[Stored data]
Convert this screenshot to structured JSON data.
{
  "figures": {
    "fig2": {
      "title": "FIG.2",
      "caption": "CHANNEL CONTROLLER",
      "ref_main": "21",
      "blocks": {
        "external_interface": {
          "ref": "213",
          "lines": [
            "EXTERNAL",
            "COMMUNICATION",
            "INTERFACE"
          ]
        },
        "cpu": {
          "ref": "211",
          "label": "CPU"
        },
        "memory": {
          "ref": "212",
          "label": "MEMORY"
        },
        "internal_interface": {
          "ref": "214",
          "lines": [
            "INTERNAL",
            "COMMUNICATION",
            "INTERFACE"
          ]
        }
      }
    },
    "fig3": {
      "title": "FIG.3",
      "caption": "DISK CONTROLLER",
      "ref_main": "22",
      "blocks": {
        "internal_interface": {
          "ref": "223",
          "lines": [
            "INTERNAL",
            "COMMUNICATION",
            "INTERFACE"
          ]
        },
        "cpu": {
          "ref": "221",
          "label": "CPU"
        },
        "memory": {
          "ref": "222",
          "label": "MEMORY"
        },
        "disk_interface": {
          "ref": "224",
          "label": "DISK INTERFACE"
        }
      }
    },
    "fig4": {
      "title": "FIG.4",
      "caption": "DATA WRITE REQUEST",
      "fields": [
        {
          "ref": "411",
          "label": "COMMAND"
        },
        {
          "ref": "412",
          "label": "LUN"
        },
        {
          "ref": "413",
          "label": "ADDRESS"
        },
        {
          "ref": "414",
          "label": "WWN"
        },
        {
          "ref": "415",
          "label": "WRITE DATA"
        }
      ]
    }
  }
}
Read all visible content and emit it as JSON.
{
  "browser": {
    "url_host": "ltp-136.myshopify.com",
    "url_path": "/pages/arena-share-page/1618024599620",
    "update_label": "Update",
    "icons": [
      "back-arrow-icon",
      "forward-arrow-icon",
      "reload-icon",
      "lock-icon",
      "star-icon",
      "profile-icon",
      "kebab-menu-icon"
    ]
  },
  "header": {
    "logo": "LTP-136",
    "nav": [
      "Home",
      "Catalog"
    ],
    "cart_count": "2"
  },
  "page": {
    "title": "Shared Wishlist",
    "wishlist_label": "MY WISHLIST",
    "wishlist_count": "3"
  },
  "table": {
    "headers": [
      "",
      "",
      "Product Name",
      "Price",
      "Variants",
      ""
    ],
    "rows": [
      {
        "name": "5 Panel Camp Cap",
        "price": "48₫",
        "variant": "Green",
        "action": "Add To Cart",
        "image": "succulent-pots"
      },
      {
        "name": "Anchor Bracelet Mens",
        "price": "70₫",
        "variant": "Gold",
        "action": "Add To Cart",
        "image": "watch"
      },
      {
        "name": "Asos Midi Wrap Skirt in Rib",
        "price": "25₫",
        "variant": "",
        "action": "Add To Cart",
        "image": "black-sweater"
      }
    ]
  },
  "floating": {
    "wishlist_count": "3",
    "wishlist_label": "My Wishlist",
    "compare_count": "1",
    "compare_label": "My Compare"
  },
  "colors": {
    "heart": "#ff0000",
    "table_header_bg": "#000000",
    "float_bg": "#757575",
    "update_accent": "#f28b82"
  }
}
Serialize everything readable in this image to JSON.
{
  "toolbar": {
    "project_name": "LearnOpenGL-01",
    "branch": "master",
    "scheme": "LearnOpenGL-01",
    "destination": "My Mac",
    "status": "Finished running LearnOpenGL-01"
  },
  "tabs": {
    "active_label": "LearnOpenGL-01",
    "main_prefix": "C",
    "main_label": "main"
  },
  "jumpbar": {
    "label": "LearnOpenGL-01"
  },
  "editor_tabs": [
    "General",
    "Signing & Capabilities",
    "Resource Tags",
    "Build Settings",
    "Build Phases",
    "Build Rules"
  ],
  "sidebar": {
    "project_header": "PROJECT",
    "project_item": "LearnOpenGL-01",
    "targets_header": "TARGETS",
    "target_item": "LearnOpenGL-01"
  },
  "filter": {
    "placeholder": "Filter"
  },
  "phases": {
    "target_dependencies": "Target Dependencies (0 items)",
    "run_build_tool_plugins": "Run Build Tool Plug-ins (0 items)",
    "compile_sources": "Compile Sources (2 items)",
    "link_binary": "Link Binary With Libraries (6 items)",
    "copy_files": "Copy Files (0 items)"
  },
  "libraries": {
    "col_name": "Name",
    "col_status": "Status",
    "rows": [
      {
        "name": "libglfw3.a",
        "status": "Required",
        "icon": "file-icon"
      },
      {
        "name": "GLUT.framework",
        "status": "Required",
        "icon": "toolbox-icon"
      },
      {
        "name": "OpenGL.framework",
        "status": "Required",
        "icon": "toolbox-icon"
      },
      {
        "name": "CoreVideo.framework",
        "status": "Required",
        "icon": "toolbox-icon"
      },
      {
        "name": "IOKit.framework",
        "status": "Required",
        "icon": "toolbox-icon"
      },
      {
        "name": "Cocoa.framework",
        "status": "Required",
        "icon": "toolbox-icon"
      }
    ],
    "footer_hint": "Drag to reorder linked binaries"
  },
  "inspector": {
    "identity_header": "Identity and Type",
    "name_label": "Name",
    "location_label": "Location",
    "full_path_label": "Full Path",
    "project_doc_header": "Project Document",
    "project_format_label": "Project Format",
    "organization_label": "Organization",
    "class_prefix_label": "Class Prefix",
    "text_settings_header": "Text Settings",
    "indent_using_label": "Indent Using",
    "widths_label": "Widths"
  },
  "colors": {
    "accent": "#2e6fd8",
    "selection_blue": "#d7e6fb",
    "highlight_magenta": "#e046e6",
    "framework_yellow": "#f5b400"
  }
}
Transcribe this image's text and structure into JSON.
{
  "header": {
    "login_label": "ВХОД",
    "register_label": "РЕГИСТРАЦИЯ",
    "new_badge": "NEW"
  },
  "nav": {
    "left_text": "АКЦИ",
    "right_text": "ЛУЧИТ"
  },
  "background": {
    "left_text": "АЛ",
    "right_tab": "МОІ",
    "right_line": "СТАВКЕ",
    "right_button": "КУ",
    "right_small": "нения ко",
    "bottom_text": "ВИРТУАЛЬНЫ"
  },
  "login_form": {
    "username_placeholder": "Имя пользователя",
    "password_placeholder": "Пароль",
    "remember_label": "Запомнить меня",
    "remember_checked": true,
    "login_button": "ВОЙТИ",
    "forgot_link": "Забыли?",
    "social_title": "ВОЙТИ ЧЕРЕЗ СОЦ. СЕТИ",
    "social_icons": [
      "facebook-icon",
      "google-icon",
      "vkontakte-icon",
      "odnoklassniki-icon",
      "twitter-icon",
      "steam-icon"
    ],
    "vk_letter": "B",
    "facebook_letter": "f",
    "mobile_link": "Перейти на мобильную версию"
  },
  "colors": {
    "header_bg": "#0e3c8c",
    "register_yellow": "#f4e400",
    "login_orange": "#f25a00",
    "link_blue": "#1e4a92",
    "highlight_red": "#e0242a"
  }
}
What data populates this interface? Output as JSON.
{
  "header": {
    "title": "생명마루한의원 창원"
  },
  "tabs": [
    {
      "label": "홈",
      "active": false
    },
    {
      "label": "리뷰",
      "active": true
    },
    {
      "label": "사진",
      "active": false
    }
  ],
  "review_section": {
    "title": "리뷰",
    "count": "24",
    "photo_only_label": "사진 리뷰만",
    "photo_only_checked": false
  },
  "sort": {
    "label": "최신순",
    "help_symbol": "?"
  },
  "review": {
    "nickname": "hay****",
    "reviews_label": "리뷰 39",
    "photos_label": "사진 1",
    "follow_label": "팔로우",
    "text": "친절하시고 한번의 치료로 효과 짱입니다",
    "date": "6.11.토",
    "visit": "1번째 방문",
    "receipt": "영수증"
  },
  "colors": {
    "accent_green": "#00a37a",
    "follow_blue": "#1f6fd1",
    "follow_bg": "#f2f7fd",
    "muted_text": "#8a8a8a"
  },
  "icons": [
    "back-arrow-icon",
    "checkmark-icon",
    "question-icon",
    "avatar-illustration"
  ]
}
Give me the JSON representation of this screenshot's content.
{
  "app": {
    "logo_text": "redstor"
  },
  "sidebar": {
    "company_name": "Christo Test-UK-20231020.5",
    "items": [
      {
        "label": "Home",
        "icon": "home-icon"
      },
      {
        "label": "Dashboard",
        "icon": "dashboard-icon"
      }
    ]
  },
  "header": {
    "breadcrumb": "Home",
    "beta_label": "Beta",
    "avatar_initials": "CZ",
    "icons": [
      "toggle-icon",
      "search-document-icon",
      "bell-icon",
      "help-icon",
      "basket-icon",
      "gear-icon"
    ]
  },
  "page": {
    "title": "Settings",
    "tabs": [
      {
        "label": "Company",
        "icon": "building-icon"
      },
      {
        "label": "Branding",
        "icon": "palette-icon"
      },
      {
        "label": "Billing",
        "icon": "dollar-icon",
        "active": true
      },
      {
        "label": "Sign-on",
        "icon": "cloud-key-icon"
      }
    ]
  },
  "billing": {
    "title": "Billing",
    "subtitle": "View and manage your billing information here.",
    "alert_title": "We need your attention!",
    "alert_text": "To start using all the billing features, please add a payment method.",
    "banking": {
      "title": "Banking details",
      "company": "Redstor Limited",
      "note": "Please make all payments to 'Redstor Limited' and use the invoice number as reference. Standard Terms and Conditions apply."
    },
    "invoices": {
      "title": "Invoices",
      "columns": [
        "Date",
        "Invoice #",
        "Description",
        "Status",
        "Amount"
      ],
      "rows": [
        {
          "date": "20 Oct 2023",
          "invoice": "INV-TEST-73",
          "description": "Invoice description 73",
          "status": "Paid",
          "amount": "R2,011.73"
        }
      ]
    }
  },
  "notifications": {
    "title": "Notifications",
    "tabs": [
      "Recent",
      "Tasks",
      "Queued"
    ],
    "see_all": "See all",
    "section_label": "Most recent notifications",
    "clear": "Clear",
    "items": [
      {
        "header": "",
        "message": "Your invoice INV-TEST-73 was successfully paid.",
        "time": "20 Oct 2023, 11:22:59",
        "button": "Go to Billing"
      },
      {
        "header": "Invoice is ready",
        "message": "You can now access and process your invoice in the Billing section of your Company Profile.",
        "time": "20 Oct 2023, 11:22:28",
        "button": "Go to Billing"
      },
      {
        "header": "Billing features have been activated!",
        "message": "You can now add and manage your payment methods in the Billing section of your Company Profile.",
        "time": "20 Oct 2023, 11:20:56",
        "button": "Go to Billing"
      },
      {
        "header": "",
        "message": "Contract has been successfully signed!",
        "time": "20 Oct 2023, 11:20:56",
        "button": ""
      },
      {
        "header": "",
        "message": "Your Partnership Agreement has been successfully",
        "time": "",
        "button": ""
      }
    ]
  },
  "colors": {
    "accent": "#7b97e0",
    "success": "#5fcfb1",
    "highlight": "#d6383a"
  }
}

- Exercise task: Locate all lines in the listing above with the word "JSON" and copy them.

- Full answer:
Convert this screenshot to structured JSON data.
Read all visible content and emit it as JSON.
Serialize everything readable in this image to JSON.
Transcribe this image's text and structure into JSON.
What data populates this interface? Output as JSON.
Give me the JSON representation of this screenshot's content.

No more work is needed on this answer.